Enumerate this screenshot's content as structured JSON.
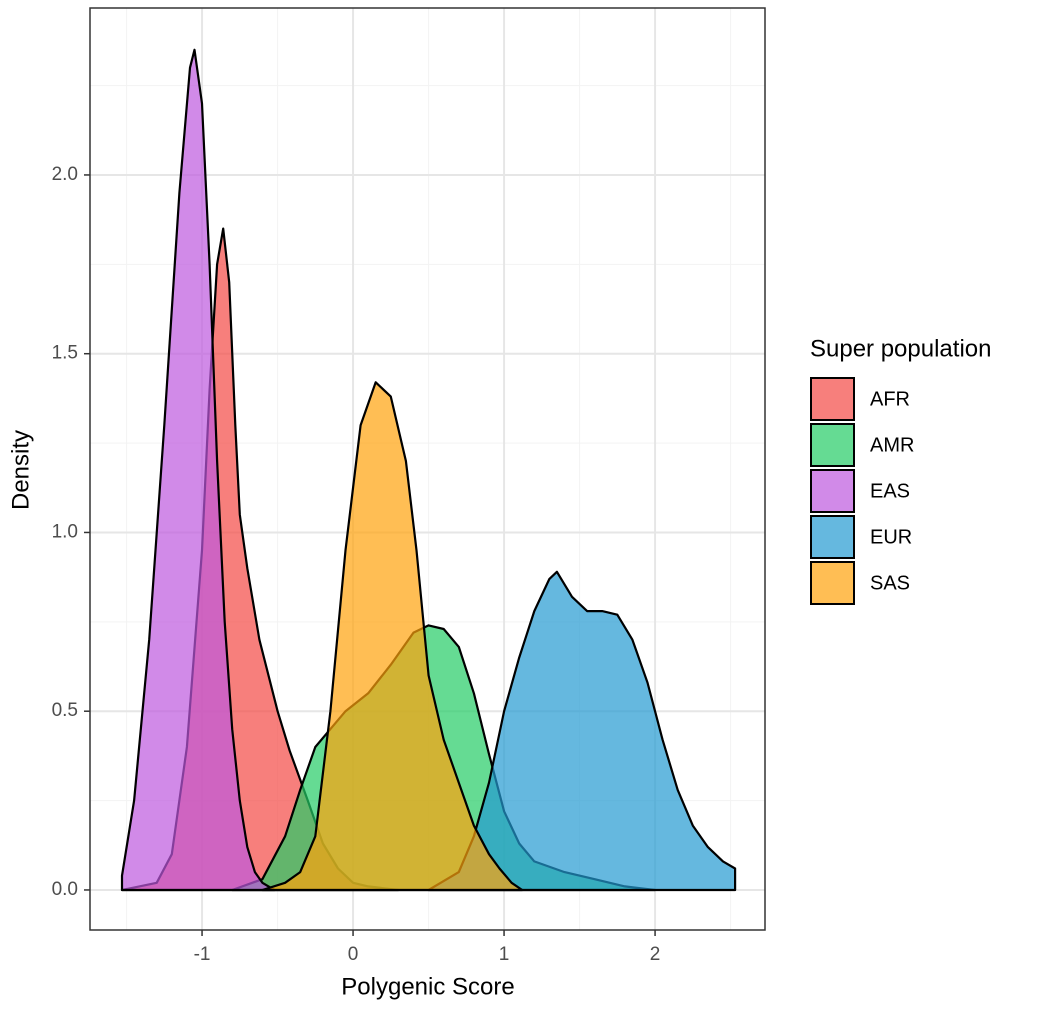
{
  "chart_data": {
    "type": "density",
    "x_label": "Polygenic Score",
    "y_label": "Density",
    "legend_title": "Super population",
    "legend_position": "right",
    "alpha": 0.7,
    "grid": true,
    "xlim": [
      -1.742,
      2.728
    ],
    "ylim": [
      -0.112,
      2.467
    ],
    "xticks": [
      -1,
      0,
      1,
      2
    ],
    "yticks": [
      {
        "value": 0,
        "label": "0.0"
      },
      {
        "value": 0.5,
        "label": "0.5"
      },
      {
        "value": 1,
        "label": "1.0"
      },
      {
        "value": 1.5,
        "label": "1.5"
      },
      {
        "value": 2,
        "label": "2.0"
      }
    ],
    "x_minor_grid": [
      -1.5,
      -0.5,
      0.5,
      1.5,
      2.5
    ],
    "y_minor_grid": [
      0.25,
      0.75,
      1.25,
      1.75,
      2.25
    ],
    "series": [
      {
        "name": "AFR",
        "color": "#F34845",
        "x": [
          -1.53,
          -1.3,
          -1.2,
          -1.1,
          -1.0,
          -0.95,
          -0.9,
          -0.86,
          -0.82,
          -0.78,
          -0.75,
          -0.7,
          -0.62,
          -0.5,
          -0.42,
          -0.3,
          -0.2,
          -0.1,
          0.0,
          0.1,
          0.3
        ],
        "values": [
          0,
          0.02,
          0.1,
          0.4,
          0.95,
          1.4,
          1.75,
          1.85,
          1.7,
          1.3,
          1.05,
          0.9,
          0.7,
          0.5,
          0.39,
          0.25,
          0.13,
          0.06,
          0.02,
          0.01,
          0
        ]
      },
      {
        "name": "AMR",
        "color": "#24CC65",
        "x": [
          -0.8,
          -0.6,
          -0.45,
          -0.35,
          -0.25,
          -0.15,
          -0.05,
          0.1,
          0.25,
          0.4,
          0.5,
          0.6,
          0.7,
          0.8,
          0.9,
          1.0,
          1.1,
          1.2,
          1.4,
          1.6,
          1.8,
          2.0
        ],
        "values": [
          0,
          0.03,
          0.15,
          0.28,
          0.4,
          0.45,
          0.5,
          0.55,
          0.63,
          0.72,
          0.74,
          0.73,
          0.68,
          0.55,
          0.38,
          0.22,
          0.13,
          0.08,
          0.05,
          0.03,
          0.01,
          0
        ]
      },
      {
        "name": "EAS",
        "color": "#BD59DE",
        "x": [
          -1.53,
          -1.45,
          -1.35,
          -1.25,
          -1.15,
          -1.08,
          -1.05,
          -1.0,
          -0.95,
          -0.9,
          -0.85,
          -0.8,
          -0.75,
          -0.7,
          -0.65,
          -0.6,
          -0.52
        ],
        "values": [
          0.04,
          0.25,
          0.7,
          1.3,
          1.95,
          2.3,
          2.35,
          2.2,
          1.75,
          1.2,
          0.75,
          0.45,
          0.25,
          0.12,
          0.05,
          0.02,
          0
        ]
      },
      {
        "name": "EUR",
        "color": "#249AD1",
        "x": [
          0.5,
          0.7,
          0.8,
          0.9,
          1.0,
          1.1,
          1.2,
          1.3,
          1.35,
          1.45,
          1.55,
          1.65,
          1.75,
          1.85,
          1.95,
          2.05,
          2.15,
          2.25,
          2.35,
          2.45,
          2.53
        ],
        "values": [
          0,
          0.05,
          0.15,
          0.3,
          0.5,
          0.65,
          0.78,
          0.87,
          0.89,
          0.82,
          0.78,
          0.78,
          0.77,
          0.7,
          0.58,
          0.42,
          0.28,
          0.18,
          0.12,
          0.08,
          0.06
        ]
      },
      {
        "name": "SAS",
        "color": "#FFA20C",
        "x": [
          -0.6,
          -0.45,
          -0.35,
          -0.25,
          -0.15,
          -0.05,
          0.05,
          0.15,
          0.25,
          0.35,
          0.42,
          0.5,
          0.6,
          0.7,
          0.8,
          0.9,
          0.97,
          1.05,
          1.12
        ],
        "values": [
          0,
          0.02,
          0.05,
          0.15,
          0.5,
          0.95,
          1.3,
          1.42,
          1.38,
          1.2,
          0.95,
          0.6,
          0.42,
          0.3,
          0.18,
          0.1,
          0.06,
          0.02,
          0
        ]
      }
    ]
  }
}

****************************************

• Requirements:
Set down every record once more, word for word, without pictures.

• Expected answer:
Enumerate this screenshot's content as structured JSON.
{
  "chart_data": {
    "type": "density",
    "x_label": "Polygenic Score",
    "y_label": "Density",
    "legend_title": "Super population",
    "legend_position": "right",
    "alpha": 0.7,
    "grid": true,
    "xlim": [
      -1.742,
      2.728
    ],
    "ylim": [
      -0.112,
      2.467
    ],
    "xticks": [
      -1,
      0,
      1,
      2
    ],
    "yticks": [
      {
        "value": 0,
        "label": "0.0"
      },
      {
        "value": 0.5,
        "label": "0.5"
      },
      {
        "value": 1,
        "label": "1.0"
      },
      {
        "value": 1.5,
        "label": "1.5"
      },
      {
        "value": 2,
        "label": "2.0"
      }
    ],
    "x_minor_grid": [
      -1.5,
      -0.5,
      0.5,
      1.5,
      2.5
    ],
    "y_minor_grid": [
      0.25,
      0.75,
      1.25,
      1.75,
      2.25
    ],
    "series": [
      {
        "name": "AFR",
        "color": "#F34845",
        "x": [
          -1.53,
          -1.3,
          -1.2,
          -1.1,
          -1.0,
          -0.95,
          -0.9,
          -0.86,
          -0.82,
          -0.78,
          -0.75,
          -0.7,
          -0.62,
          -0.5,
          -0.42,
          -0.3,
          -0.2,
          -0.1,
          0.0,
          0.1,
          0.3
        ],
        "values": [
          0,
          0.02,
          0.1,
          0.4,
          0.95,
          1.4,
          1.75,
          1.85,
          1.7,
          1.3,
          1.05,
          0.9,
          0.7,
          0.5,
          0.39,
          0.25,
          0.13,
          0.06,
          0.02,
          0.01,
          0
        ]
      },
      {
        "name": "AMR",
        "color": "#24CC65",
        "x": [
          -0.8,
          -0.6,
          -0.45,
          -0.35,
          -0.25,
          -0.15,
          -0.05,
          0.1,
          0.25,
          0.4,
          0.5,
          0.6,
          0.7,
          0.8,
          0.9,
          1.0,
          1.1,
          1.2,
          1.4,
          1.6,
          1.8,
          2.0
        ],
        "values": [
          0,
          0.03,
          0.15,
          0.28,
          0.4,
          0.45,
          0.5,
          0.55,
          0.63,
          0.72,
          0.74,
          0.73,
          0.68,
          0.55,
          0.38,
          0.22,
          0.13,
          0.08,
          0.05,
          0.03,
          0.01,
          0
        ]
      },
      {
        "name": "EAS",
        "color": "#BD59DE",
        "x": [
          -1.53,
          -1.45,
          -1.35,
          -1.25,
          -1.15,
          -1.08,
          -1.05,
          -1.0,
          -0.95,
          -0.9,
          -0.85,
          -0.8,
          -0.75,
          -0.7,
          -0.65,
          -0.6,
          -0.52
        ],
        "values": [
          0.04,
          0.25,
          0.7,
          1.3,
          1.95,
          2.3,
          2.35,
          2.2,
          1.75,
          1.2,
          0.75,
          0.45,
          0.25,
          0.12,
          0.05,
          0.02,
          0
        ]
      },
      {
        "name": "EUR",
        "color": "#249AD1",
        "x": [
          0.5,
          0.7,
          0.8,
          0.9,
          1.0,
          1.1,
          1.2,
          1.3,
          1.35,
          1.45,
          1.55,
          1.65,
          1.75,
          1.85,
          1.95,
          2.05,
          2.15,
          2.25,
          2.35,
          2.45,
          2.53
        ],
        "values": [
          0,
          0.05,
          0.15,
          0.3,
          0.5,
          0.65,
          0.78,
          0.87,
          0.89,
          0.82,
          0.78,
          0.78,
          0.77,
          0.7,
          0.58,
          0.42,
          0.28,
          0.18,
          0.12,
          0.08,
          0.06
        ]
      },
      {
        "name": "SAS",
        "color": "#FFA20C",
        "x": [
          -0.6,
          -0.45,
          -0.35,
          -0.25,
          -0.15,
          -0.05,
          0.05,
          0.15,
          0.25,
          0.35,
          0.42,
          0.5,
          0.6,
          0.7,
          0.8,
          0.9,
          0.97,
          1.05,
          1.12
        ],
        "values": [
          0,
          0.02,
          0.05,
          0.15,
          0.5,
          0.95,
          1.3,
          1.42,
          1.38,
          1.2,
          0.95,
          0.6,
          0.42,
          0.3,
          0.18,
          0.1,
          0.06,
          0.02,
          0
        ]
      }
    ]
  }
}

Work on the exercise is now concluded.